* **What is needed**:
Where the string "this" occurs in the material below, report the whole line.
>> START Input
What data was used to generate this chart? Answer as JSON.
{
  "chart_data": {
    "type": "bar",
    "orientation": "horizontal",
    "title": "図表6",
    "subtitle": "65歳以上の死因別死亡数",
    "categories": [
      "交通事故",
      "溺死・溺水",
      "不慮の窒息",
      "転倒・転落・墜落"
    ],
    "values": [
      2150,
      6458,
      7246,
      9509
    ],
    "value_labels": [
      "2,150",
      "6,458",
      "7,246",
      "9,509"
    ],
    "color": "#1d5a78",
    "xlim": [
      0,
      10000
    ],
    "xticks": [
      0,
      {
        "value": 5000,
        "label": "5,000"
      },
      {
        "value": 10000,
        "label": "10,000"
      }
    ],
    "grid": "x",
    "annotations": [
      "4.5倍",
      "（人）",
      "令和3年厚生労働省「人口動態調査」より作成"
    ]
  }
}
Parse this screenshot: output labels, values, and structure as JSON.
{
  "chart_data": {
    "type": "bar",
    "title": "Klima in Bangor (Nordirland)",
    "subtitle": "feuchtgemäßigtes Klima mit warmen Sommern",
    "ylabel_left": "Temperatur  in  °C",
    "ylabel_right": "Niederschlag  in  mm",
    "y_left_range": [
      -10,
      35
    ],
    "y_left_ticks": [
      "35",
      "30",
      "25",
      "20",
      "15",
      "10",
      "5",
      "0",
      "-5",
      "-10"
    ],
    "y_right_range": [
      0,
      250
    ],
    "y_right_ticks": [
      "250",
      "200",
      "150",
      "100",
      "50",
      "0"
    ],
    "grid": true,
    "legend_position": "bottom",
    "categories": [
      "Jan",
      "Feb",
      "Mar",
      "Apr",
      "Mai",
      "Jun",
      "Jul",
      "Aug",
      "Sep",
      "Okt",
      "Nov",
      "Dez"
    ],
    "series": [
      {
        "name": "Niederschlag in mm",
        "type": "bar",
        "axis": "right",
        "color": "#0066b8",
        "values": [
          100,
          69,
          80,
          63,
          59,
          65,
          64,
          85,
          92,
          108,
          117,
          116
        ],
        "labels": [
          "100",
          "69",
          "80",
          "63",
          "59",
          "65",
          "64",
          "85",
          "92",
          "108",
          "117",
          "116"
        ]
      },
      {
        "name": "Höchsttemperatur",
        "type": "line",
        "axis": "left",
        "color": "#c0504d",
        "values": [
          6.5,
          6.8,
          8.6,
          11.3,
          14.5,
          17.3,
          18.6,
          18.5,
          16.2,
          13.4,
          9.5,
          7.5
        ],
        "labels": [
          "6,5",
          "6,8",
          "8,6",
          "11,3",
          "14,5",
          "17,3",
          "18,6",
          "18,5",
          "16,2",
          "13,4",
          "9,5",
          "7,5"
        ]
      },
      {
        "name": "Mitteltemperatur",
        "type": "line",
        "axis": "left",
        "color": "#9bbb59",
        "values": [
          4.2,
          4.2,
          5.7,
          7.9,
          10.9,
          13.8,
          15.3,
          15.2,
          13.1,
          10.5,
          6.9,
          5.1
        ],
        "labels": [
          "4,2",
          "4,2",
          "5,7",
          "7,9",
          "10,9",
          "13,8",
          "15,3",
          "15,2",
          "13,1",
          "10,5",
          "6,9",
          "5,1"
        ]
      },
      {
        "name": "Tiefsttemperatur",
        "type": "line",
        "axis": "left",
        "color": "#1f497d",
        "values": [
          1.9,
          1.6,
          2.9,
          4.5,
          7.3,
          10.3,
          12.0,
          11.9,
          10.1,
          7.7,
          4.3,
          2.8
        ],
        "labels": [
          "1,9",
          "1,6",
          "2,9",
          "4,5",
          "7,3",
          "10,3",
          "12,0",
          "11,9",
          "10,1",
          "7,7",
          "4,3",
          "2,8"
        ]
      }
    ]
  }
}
>> END Input
* **Task output**:
What data was used to generate this chart? Answer as JSON.
Parse this screenshot: output labels, values, and structure as JSON.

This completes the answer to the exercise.